* _What you have to do_:
Nothing in the records may be left out or altered; reproduce them all exactly.

>> start

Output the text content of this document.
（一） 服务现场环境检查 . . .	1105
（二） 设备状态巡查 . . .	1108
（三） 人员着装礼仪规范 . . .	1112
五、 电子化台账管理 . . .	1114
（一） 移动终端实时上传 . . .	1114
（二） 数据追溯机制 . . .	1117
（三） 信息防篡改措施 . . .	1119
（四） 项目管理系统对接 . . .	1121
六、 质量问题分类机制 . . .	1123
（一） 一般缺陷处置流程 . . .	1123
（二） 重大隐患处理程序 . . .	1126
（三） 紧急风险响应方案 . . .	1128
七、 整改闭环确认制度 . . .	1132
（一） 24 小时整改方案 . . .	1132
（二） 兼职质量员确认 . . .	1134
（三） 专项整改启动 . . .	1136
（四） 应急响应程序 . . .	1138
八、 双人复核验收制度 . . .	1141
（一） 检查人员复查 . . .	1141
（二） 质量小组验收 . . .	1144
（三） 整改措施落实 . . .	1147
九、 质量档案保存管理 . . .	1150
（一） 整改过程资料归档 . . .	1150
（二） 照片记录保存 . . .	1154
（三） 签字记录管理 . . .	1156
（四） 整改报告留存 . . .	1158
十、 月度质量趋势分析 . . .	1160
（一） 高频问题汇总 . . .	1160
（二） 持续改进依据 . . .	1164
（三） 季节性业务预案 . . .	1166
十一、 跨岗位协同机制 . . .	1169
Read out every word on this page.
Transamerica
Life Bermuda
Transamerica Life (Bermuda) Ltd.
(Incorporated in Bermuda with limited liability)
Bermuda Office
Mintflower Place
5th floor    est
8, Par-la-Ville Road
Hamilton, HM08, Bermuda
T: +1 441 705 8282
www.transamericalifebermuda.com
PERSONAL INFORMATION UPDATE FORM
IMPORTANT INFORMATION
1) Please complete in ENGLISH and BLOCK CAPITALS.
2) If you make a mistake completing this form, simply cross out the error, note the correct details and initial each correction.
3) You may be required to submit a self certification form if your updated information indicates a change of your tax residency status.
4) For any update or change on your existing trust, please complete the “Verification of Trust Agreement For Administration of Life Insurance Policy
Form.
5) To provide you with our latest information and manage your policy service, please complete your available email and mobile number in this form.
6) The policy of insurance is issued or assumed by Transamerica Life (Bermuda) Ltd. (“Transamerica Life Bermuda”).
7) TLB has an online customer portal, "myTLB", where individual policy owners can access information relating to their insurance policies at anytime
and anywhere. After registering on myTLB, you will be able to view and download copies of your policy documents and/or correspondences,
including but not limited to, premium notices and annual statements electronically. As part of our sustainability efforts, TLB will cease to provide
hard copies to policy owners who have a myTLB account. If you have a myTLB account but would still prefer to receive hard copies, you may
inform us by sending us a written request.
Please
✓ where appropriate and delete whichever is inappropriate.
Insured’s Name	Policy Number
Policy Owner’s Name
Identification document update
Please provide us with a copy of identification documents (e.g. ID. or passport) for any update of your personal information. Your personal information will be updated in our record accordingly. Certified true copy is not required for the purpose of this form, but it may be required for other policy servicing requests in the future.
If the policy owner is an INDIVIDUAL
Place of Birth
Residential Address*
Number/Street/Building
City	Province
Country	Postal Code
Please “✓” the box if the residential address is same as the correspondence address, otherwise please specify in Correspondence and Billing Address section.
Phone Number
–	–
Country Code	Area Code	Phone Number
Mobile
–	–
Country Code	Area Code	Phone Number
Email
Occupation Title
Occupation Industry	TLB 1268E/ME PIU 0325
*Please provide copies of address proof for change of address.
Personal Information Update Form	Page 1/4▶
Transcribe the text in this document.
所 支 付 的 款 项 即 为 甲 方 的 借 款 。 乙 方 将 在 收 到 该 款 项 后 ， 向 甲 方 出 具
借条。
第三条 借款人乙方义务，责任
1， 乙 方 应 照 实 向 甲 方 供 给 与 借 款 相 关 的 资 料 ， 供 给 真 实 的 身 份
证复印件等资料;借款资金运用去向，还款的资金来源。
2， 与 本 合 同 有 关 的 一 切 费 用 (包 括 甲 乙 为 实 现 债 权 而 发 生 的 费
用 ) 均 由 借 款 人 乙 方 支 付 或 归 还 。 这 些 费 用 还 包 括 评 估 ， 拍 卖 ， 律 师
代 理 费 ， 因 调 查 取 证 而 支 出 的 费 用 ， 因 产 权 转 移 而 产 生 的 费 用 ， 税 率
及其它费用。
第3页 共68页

>> end

* _Written solution_:
Output the text content of this document.
（一） 服务现场环境检查 . . .	1105
（二） 设备状态巡查 . . .	1108
（三） 人员着装礼仪规范 . . .	1112
五、 电子化台账管理 . . .	1114
（一） 移动终端实时上传 . . .	1114
（二） 数据追溯机制 . . .	1117
（三） 信息防篡改措施 . . .	1119
（四） 项目管理系统对接 . . .	1121
六、 质量问题分类机制 . . .	1123
（一） 一般缺陷处置流程 . . .	1123
（二） 重大隐患处理程序 . . .	1126
（三） 紧急风险响应方案 . . .	1128
七、 整改闭环确认制度 . . .	1132
（一） 24 小时整改方案 . . .	1132
（二） 兼职质量员确认 . . .	1134
（三） 专项整改启动 . . .	1136
（四） 应急响应程序 . . .	1138
八、 双人复核验收制度 . . .	1141
（一） 检查人员复查 . . .	1141
（二） 质量小组验收 . . .	1144
（三） 整改措施落实 . . .	1147
九、 质量档案保存管理 . . .	1150
（一） 整改过程资料归档 . . .	1150
（二） 照片记录保存 . . .	1154
（三） 签字记录管理 . . .	1156
（四） 整改报告留存 . . .	1158
十、 月度质量趋势分析 . . .	1160
（一） 高频问题汇总 . . .	1160
（二） 持续改进依据 . . .	1164
（三） 季节性业务预案 . . .	1166
十一、 跨岗位协同机制 . . .	1169
Read out every word on this page.
Transamerica
Life Bermuda
Transamerica Life (Bermuda) Ltd.
(Incorporated in Bermuda with limited liability)
Bermuda Office
Mintflower Place
5th floor    est
8, Par-la-Ville Road
Hamilton, HM08, Bermuda
T: +1 441 705 8282
www.transamericalifebermuda.com
PERSONAL INFORMATION UPDATE FORM
IMPORTANT INFORMATION
1) Please complete in ENGLISH and BLOCK CAPITALS.
2) If you make a mistake completing this form, simply cross out the error, note the correct details and initial each correction.
3) You may be required to submit a self certification form if your updated information indicates a change of your tax residency status.
4) For any update or change on your existing trust, please complete the “Verification of Trust Agreement For Administration of Life Insurance Policy
Form.
5) To provide you with our latest information and manage your policy service, please complete your available email and mobile number in this form.
6) The policy of insurance is issued or assumed by Transamerica Life (Bermuda) Ltd. (“Transamerica Life Bermuda”).
7) TLB has an online customer portal, "myTLB", where individual policy owners can access information relating to their insurance policies at anytime
and anywhere. After registering on myTLB, you will be able to view and download copies of your policy documents and/or correspondences,
including but not limited to, premium notices and annual statements electronically. As part of our sustainability efforts, TLB will cease to provide
hard copies to policy owners who have a myTLB account. If you have a myTLB account but would still prefer to receive hard copies, you may
inform us by sending us a written request.
Please
✓ where appropriate and delete whichever is inappropriate.
Insured’s Name	Policy Number
Policy Owner’s Name
Identification document update
Please provide us with a copy of identification documents (e.g. ID. or passport) for any update of your personal information. Your personal information will be updated in our record accordingly. Certified true copy is not required for the purpose of this form, but it may be required for other policy servicing requests in the future.
If the policy owner is an INDIVIDUAL
Place of Birth
Residential Address*
Number/Street/Building
City	Province
Country	Postal Code
Please “✓” the box if the residential address is same as the correspondence address, otherwise please specify in Correspondence and Billing Address section.
Phone Number
–	–
Country Code	Area Code	Phone Number
Mobile
–	–
Country Code	Area Code	Phone Number
Email
Occupation Title
Occupation Industry	TLB 1268E/ME PIU 0325
*Please provide copies of address proof for change of address.
Personal Information Update Form	Page 1/4▶
Transcribe the text in this document.
所 支 付 的 款 项 即 为 甲 方 的 借 款 。 乙 方 将 在 收 到 该 款 项 后 ， 向 甲 方 出 具
借条。
第三条 借款人乙方义务，责任
1， 乙 方 应 照 实 向 甲 方 供 给 与 借 款 相 关 的 资 料 ， 供 给 真 实 的 身 份
证复印件等资料;借款资金运用去向，还款的资金来源。
2， 与 本 合 同 有 关 的 一 切 费 用 (包 括 甲 乙 为 实 现 债 权 而 发 生 的 费
用 ) 均 由 借 款 人 乙 方 支 付 或 归 还 。 这 些 费 用 还 包 括 评 估 ， 拍 卖 ， 律 师
代 理 费 ， 因 调 查 取 证 而 支 出 的 费 用 ， 因 产 权 转 移 而 产 生 的 费 用 ， 税 率
及其它费用。
第3页 共68页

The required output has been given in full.